▶ **RECORDS FOR THE TASK**
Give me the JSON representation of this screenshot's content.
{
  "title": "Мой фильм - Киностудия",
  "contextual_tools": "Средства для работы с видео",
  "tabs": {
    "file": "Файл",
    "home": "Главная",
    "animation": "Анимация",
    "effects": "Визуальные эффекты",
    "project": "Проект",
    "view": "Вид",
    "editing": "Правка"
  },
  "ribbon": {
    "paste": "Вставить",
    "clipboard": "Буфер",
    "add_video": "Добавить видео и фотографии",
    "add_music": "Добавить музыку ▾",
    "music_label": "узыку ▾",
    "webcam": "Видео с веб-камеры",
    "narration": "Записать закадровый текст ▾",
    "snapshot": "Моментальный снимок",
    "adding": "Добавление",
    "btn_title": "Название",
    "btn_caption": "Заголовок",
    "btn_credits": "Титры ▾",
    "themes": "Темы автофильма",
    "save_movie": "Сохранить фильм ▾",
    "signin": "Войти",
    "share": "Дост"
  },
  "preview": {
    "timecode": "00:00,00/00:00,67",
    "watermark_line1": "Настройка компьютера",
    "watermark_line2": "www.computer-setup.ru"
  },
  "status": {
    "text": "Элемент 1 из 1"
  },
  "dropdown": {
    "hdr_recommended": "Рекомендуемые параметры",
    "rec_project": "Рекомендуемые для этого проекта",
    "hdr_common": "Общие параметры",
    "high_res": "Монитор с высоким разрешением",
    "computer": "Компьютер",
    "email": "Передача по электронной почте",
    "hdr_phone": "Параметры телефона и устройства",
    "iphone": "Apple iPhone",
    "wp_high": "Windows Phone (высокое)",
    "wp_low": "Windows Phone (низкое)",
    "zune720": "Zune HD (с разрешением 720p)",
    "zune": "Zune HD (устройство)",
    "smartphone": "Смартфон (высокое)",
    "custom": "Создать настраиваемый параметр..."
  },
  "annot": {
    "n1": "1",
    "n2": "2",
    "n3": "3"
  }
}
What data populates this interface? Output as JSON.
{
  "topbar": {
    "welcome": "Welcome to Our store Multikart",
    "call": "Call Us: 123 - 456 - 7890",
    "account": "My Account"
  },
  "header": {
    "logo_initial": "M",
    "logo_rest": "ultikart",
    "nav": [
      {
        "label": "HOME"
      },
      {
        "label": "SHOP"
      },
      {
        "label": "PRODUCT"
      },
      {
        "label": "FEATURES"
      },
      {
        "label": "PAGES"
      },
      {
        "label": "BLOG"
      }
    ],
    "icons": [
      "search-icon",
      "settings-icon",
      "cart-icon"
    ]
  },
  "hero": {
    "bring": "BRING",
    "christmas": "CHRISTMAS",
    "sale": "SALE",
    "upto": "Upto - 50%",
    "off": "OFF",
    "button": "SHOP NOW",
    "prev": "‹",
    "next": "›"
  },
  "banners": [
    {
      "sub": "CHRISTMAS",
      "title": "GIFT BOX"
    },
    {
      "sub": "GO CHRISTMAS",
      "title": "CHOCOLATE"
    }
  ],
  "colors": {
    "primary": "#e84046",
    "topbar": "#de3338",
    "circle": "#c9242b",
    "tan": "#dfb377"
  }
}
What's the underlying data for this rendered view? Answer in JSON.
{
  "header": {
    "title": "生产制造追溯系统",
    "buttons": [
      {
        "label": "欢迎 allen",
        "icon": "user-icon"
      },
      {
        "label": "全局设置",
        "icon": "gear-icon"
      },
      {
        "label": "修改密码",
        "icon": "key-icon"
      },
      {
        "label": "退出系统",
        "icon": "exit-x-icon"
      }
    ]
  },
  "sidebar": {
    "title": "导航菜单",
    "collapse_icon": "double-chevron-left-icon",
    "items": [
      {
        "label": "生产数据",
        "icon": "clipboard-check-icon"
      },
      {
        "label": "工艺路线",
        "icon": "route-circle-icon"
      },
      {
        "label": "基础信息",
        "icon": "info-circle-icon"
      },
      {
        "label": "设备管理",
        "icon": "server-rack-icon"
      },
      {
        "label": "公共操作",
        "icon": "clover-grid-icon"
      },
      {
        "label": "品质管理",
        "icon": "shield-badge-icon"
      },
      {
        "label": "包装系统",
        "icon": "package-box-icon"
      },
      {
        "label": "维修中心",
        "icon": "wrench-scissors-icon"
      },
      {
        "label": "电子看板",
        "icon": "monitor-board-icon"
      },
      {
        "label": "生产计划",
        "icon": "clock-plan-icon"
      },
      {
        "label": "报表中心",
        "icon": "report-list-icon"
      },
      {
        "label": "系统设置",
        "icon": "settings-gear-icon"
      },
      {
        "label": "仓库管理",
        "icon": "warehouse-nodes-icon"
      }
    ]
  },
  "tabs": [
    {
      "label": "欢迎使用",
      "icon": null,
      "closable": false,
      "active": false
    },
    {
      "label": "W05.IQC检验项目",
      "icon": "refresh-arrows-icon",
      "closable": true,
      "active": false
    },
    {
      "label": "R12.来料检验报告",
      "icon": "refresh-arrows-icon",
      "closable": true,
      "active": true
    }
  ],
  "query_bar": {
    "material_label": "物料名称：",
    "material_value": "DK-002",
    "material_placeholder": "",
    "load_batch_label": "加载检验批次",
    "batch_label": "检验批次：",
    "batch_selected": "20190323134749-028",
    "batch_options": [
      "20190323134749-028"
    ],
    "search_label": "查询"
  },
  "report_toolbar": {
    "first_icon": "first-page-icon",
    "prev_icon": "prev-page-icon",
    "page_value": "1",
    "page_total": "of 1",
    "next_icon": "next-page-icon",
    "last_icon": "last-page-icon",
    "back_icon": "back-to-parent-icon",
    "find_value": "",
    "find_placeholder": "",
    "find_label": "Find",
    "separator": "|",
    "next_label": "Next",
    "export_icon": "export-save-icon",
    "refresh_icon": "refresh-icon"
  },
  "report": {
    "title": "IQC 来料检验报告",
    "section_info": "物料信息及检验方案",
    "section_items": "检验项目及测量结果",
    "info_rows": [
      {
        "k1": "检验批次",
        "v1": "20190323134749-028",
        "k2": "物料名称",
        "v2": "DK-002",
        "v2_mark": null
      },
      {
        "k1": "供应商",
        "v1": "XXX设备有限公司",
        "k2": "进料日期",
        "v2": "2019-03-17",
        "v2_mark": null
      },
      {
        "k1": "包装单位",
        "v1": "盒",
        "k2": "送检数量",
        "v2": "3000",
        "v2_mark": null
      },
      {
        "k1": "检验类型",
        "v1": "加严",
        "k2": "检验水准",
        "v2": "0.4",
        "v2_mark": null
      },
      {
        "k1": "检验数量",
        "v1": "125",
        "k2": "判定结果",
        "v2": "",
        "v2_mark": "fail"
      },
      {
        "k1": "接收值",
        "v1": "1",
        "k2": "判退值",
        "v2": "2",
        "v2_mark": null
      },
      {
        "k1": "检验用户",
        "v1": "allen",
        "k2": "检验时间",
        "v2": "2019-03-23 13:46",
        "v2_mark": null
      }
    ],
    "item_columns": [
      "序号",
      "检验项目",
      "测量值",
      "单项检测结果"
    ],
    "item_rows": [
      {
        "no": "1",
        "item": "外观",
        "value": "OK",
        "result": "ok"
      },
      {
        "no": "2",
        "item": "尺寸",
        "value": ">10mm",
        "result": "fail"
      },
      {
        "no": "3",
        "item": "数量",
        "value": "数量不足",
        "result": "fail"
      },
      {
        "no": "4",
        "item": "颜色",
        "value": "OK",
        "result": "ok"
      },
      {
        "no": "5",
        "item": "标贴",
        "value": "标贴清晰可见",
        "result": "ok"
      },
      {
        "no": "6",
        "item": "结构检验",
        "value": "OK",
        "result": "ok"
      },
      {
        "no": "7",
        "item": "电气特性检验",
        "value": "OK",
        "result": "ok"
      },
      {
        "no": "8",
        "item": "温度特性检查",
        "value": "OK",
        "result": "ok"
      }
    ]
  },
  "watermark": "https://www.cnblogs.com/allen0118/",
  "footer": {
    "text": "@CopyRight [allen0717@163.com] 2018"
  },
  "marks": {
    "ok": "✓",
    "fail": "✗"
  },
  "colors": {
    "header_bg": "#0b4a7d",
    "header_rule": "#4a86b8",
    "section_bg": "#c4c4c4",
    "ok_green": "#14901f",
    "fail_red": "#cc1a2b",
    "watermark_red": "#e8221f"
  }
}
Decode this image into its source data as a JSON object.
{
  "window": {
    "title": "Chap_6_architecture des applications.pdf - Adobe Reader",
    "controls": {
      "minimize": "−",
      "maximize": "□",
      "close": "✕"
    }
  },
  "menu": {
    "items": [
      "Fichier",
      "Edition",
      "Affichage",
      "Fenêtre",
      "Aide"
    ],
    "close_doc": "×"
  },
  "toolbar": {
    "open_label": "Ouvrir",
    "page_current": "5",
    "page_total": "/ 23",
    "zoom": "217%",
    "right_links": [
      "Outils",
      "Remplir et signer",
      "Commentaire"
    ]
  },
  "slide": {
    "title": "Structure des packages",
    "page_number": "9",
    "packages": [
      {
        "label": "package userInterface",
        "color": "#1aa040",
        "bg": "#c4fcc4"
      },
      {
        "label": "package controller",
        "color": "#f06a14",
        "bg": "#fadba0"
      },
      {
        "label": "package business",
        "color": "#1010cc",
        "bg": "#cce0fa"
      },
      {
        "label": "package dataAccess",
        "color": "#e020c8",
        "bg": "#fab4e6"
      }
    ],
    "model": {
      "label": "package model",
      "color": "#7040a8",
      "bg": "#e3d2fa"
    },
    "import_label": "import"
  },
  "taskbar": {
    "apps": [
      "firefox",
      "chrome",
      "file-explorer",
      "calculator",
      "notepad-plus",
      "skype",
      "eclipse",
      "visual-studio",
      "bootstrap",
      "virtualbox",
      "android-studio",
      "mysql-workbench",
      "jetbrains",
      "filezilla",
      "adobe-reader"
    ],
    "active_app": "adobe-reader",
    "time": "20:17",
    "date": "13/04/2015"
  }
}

▶ **GOAL OF THE EXERCISE**
Which lines hold the word "clipboard"? Return all of them from the records above.

▶ **THE OUTPUT**
    "clipboard": "Буфер",
        "icon": "clipboard-check-icon"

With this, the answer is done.